Copy out all of the data below with no alterations.

╔══

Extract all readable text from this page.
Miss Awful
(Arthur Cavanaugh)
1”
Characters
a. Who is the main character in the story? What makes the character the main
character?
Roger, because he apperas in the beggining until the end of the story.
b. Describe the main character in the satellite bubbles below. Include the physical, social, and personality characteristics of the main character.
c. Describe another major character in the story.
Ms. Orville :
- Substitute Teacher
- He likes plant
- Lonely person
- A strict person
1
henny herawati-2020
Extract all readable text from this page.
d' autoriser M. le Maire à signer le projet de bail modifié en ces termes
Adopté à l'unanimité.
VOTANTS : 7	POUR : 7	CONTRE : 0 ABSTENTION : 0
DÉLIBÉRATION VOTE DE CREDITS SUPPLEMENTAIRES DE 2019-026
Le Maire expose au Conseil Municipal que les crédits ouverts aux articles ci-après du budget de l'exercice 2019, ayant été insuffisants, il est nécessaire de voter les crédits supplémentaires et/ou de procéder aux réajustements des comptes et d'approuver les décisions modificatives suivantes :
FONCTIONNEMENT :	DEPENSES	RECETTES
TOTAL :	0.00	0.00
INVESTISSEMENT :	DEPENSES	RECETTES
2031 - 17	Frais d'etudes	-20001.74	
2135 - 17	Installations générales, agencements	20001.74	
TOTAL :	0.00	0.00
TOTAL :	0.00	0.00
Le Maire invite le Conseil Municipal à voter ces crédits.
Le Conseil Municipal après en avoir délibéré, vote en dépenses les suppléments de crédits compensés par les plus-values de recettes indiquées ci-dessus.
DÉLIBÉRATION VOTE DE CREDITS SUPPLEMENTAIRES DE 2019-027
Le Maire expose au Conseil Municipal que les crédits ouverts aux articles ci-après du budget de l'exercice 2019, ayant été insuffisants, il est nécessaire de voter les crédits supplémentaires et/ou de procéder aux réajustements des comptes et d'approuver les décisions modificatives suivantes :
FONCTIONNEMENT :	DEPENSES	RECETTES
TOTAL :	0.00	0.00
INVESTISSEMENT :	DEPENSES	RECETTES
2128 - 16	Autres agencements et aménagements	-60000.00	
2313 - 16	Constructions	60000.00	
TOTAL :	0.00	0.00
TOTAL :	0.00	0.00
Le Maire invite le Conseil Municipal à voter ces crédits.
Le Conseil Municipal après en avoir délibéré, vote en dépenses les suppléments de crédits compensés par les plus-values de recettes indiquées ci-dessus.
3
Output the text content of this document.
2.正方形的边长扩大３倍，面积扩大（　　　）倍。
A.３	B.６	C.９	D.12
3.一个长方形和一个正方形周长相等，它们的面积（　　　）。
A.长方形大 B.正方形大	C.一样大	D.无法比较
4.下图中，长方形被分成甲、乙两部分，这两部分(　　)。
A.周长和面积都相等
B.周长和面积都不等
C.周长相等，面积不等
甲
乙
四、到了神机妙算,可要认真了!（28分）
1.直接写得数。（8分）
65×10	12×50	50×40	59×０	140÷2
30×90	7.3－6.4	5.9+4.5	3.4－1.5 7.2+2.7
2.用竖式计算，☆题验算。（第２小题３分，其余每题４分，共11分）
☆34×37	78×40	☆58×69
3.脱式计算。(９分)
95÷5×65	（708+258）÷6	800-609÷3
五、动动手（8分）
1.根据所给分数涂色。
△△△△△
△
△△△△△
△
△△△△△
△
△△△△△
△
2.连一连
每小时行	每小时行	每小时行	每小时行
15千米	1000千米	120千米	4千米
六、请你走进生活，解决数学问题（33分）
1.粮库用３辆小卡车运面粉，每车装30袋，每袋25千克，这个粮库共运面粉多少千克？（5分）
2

╚══

Reply:
Extract all readable text from this page.
Miss Awful
(Arthur Cavanaugh)
1”
Characters
a. Who is the main character in the story? What makes the character the main
character?
Roger, because he apperas in the beggining until the end of the story.
b. Describe the main character in the satellite bubbles below. Include the physical, social, and personality characteristics of the main character.
c. Describe another major character in the story.
Ms. Orville :
- Substitute Teacher
- He likes plant
- Lonely person
- A strict person
1
henny herawati-2020
Extract all readable text from this page.
d' autoriser M. le Maire à signer le projet de bail modifié en ces termes
Adopté à l'unanimité.
VOTANTS : 7	POUR : 7	CONTRE : 0 ABSTENTION : 0
DÉLIBÉRATION VOTE DE CREDITS SUPPLEMENTAIRES DE 2019-026
Le Maire expose au Conseil Municipal que les crédits ouverts aux articles ci-après du budget de l'exercice 2019, ayant été insuffisants, il est nécessaire de voter les crédits supplémentaires et/ou de procéder aux réajustements des comptes et d'approuver les décisions modificatives suivantes :
FONCTIONNEMENT :	DEPENSES	RECETTES
TOTAL :	0.00	0.00
INVESTISSEMENT :	DEPENSES	RECETTES
2031 - 17	Frais d'etudes	-20001.74	
2135 - 17	Installations générales, agencements	20001.74	
TOTAL :	0.00	0.00
TOTAL :	0.00	0.00
Le Maire invite le Conseil Municipal à voter ces crédits.
Le Conseil Municipal après en avoir délibéré, vote en dépenses les suppléments de crédits compensés par les plus-values de recettes indiquées ci-dessus.
DÉLIBÉRATION VOTE DE CREDITS SUPPLEMENTAIRES DE 2019-027
Le Maire expose au Conseil Municipal que les crédits ouverts aux articles ci-après du budget de l'exercice 2019, ayant été insuffisants, il est nécessaire de voter les crédits supplémentaires et/ou de procéder aux réajustements des comptes et d'approuver les décisions modificatives suivantes :
FONCTIONNEMENT :	DEPENSES	RECETTES
TOTAL :	0.00	0.00
INVESTISSEMENT :	DEPENSES	RECETTES
2128 - 16	Autres agencements et aménagements	-60000.00	
2313 - 16	Constructions	60000.00	
TOTAL :	0.00	0.00
TOTAL :	0.00	0.00
Le Maire invite le Conseil Municipal à voter ces crédits.
Le Conseil Municipal après en avoir délibéré, vote en dépenses les suppléments de crédits compensés par les plus-values de recettes indiquées ci-dessus.
3
Output the text content of this document.
2.正方形的边长扩大３倍，面积扩大（　　　）倍。
A.３	B.６	C.９	D.12
3.一个长方形和一个正方形周长相等，它们的面积（　　　）。
A.长方形大 B.正方形大	C.一样大	D.无法比较
4.下图中，长方形被分成甲、乙两部分，这两部分(　　)。
A.周长和面积都相等
B.周长和面积都不等
C.周长相等，面积不等
甲
乙
四、到了神机妙算,可要认真了!（28分）
1.直接写得数。（8分）
65×10	12×50	50×40	59×０	140÷2
30×90	7.3－6.4	5.9+4.5	3.4－1.5 7.2+2.7
2.用竖式计算，☆题验算。（第２小题３分，其余每题４分，共11分）
☆34×37	78×40	☆58×69
3.脱式计算。(９分)
95÷5×65	（708+258）÷6	800-609÷3
五、动动手（8分）
1.根据所给分数涂色。
△△△△△
△
△△△△△
△
△△△△△
△
△△△△△
△
2.连一连
每小时行	每小时行	每小时行	每小时行
15千米	1000千米	120千米	4千米
六、请你走进生活，解决数学问题（33分）
1.粮库用３辆小卡车运面粉，每车装30袋，每袋25千克，这个粮库共运面粉多少千克？（5分）
2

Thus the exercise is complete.